— start of Data section —

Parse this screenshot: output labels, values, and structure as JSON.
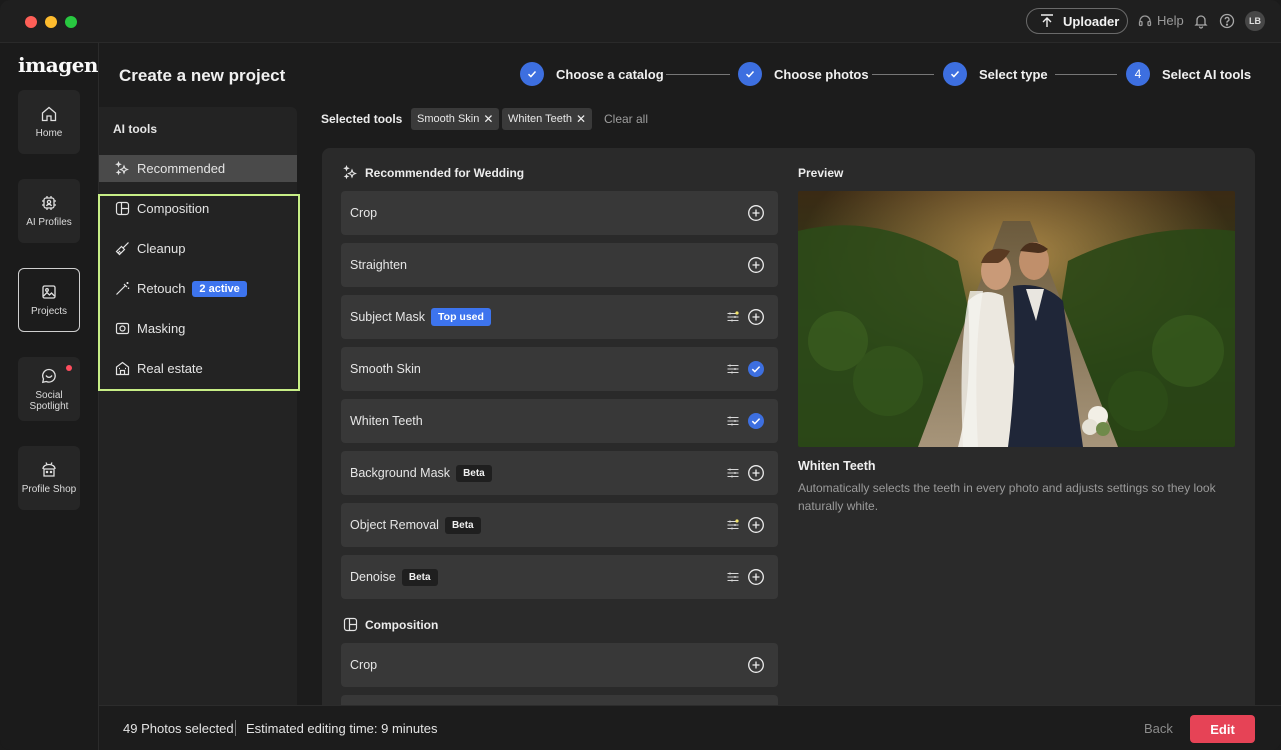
{
  "app": {
    "logo": "imagen"
  },
  "titlebar": {
    "uploader_label": "Uploader",
    "help_label": "Help",
    "avatar_initials": "LB"
  },
  "nav": {
    "items": [
      {
        "label": "Home",
        "icon": "house-icon"
      },
      {
        "label": "AI Profiles",
        "icon": "chip-icon"
      },
      {
        "label": "Projects",
        "icon": "image-icon",
        "active": true
      },
      {
        "label": "Social Spotlight",
        "icon": "chat-icon",
        "dot": true
      },
      {
        "label": "Profile Shop",
        "icon": "shop-icon"
      }
    ]
  },
  "header": {
    "title": "Create a new project",
    "steps": [
      {
        "label": "Choose a catalog",
        "state": "done"
      },
      {
        "label": "Choose photos",
        "state": "done"
      },
      {
        "label": "Select type",
        "state": "done"
      },
      {
        "number": "4",
        "label": "Select AI tools",
        "state": "current"
      }
    ]
  },
  "sidebar": {
    "title": "AI tools",
    "categories": [
      {
        "label": "Recommended",
        "icon": "sparkle-icon",
        "selected": true
      },
      {
        "label": "Composition",
        "icon": "composition-icon"
      },
      {
        "label": "Cleanup",
        "icon": "brush-icon"
      },
      {
        "label": "Retouch",
        "icon": "wand-icon",
        "badge": "2 active"
      },
      {
        "label": "Masking",
        "icon": "mask-icon"
      },
      {
        "label": "Real estate",
        "icon": "building-icon"
      }
    ]
  },
  "selected_tools": {
    "label": "Selected tools",
    "chips": [
      "Smooth Skin",
      "Whiten Teeth"
    ],
    "clear_label": "Clear all"
  },
  "recommended": {
    "title": "Recommended for Wedding",
    "rows": [
      {
        "label": "Crop",
        "state": "add"
      },
      {
        "label": "Straighten",
        "state": "add"
      },
      {
        "label": "Subject Mask",
        "tag": "Top used",
        "tag_style": "blue",
        "tune": true,
        "state": "add"
      },
      {
        "label": "Smooth Skin",
        "tune": true,
        "state": "checked"
      },
      {
        "label": "Whiten Teeth",
        "tune": true,
        "state": "checked"
      },
      {
        "label": "Background Mask",
        "tag": "Beta",
        "tag_style": "dark",
        "tune": true,
        "state": "add"
      },
      {
        "label": "Object Removal",
        "tag": "Beta",
        "tag_style": "dark",
        "tune": true,
        "state": "add"
      },
      {
        "label": "Denoise",
        "tag": "Beta",
        "tag_style": "dark",
        "tune": true,
        "state": "add"
      }
    ]
  },
  "composition": {
    "title": "Composition",
    "rows": [
      {
        "label": "Crop",
        "state": "add"
      }
    ]
  },
  "preview": {
    "title": "Preview",
    "tool_name": "Whiten Teeth",
    "description": "Automatically selects the teeth in every photo and adjusts settings so they look naturally white."
  },
  "footer": {
    "photos_selected": "49 Photos selected",
    "estimated_time": "Estimated editing time: 9 minutes",
    "back_label": "Back",
    "edit_label": "Edit"
  },
  "colors": {
    "accent": "#3d6fe0",
    "edit": "#e64356",
    "highlight": "#c7ee86"
  }
}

— end of Data section —

What is asked -
A faithful copy of the records above is needed, with the pictures left out.

Solution to this problem -
Parse this screenshot: output labels, values, and structure as JSON.
{
  "app": {
    "logo": "imagen"
  },
  "titlebar": {
    "uploader_label": "Uploader",
    "help_label": "Help",
    "avatar_initials": "LB"
  },
  "nav": {
    "items": [
      {
        "label": "Home",
        "icon": "house-icon"
      },
      {
        "label": "AI Profiles",
        "icon": "chip-icon"
      },
      {
        "label": "Projects",
        "icon": "image-icon",
        "active": true
      },
      {
        "label": "Social Spotlight",
        "icon": "chat-icon",
        "dot": true
      },
      {
        "label": "Profile Shop",
        "icon": "shop-icon"
      }
    ]
  },
  "header": {
    "title": "Create a new project",
    "steps": [
      {
        "label": "Choose a catalog",
        "state": "done"
      },
      {
        "label": "Choose photos",
        "state": "done"
      },
      {
        "label": "Select type",
        "state": "done"
      },
      {
        "number": "4",
        "label": "Select AI tools",
        "state": "current"
      }
    ]
  },
  "sidebar": {
    "title": "AI tools",
    "categories": [
      {
        "label": "Recommended",
        "icon": "sparkle-icon",
        "selected": true
      },
      {
        "label": "Composition",
        "icon": "composition-icon"
      },
      {
        "label": "Cleanup",
        "icon": "brush-icon"
      },
      {
        "label": "Retouch",
        "icon": "wand-icon",
        "badge": "2 active"
      },
      {
        "label": "Masking",
        "icon": "mask-icon"
      },
      {
        "label": "Real estate",
        "icon": "building-icon"
      }
    ]
  },
  "selected_tools": {
    "label": "Selected tools",
    "chips": [
      "Smooth Skin",
      "Whiten Teeth"
    ],
    "clear_label": "Clear all"
  },
  "recommended": {
    "title": "Recommended for Wedding",
    "rows": [
      {
        "label": "Crop",
        "state": "add"
      },
      {
        "label": "Straighten",
        "state": "add"
      },
      {
        "label": "Subject Mask",
        "tag": "Top used",
        "tag_style": "blue",
        "tune": true,
        "state": "add"
      },
      {
        "label": "Smooth Skin",
        "tune": true,
        "state": "checked"
      },
      {
        "label": "Whiten Teeth",
        "tune": true,
        "state": "checked"
      },
      {
        "label": "Background Mask",
        "tag": "Beta",
        "tag_style": "dark",
        "tune": true,
        "state": "add"
      },
      {
        "label": "Object Removal",
        "tag": "Beta",
        "tag_style": "dark",
        "tune": true,
        "state": "add"
      },
      {
        "label": "Denoise",
        "tag": "Beta",
        "tag_style": "dark",
        "tune": true,
        "state": "add"
      }
    ]
  },
  "composition": {
    "title": "Composition",
    "rows": [
      {
        "label": "Crop",
        "state": "add"
      }
    ]
  },
  "preview": {
    "title": "Preview",
    "tool_name": "Whiten Teeth",
    "description": "Automatically selects the teeth in every photo and adjusts settings so they look naturally white."
  },
  "footer": {
    "photos_selected": "49 Photos selected",
    "estimated_time": "Estimated editing time: 9 minutes",
    "back_label": "Back",
    "edit_label": "Edit"
  },
  "colors": {
    "accent": "#3d6fe0",
    "edit": "#e64356",
    "highlight": "#c7ee86"
  }
}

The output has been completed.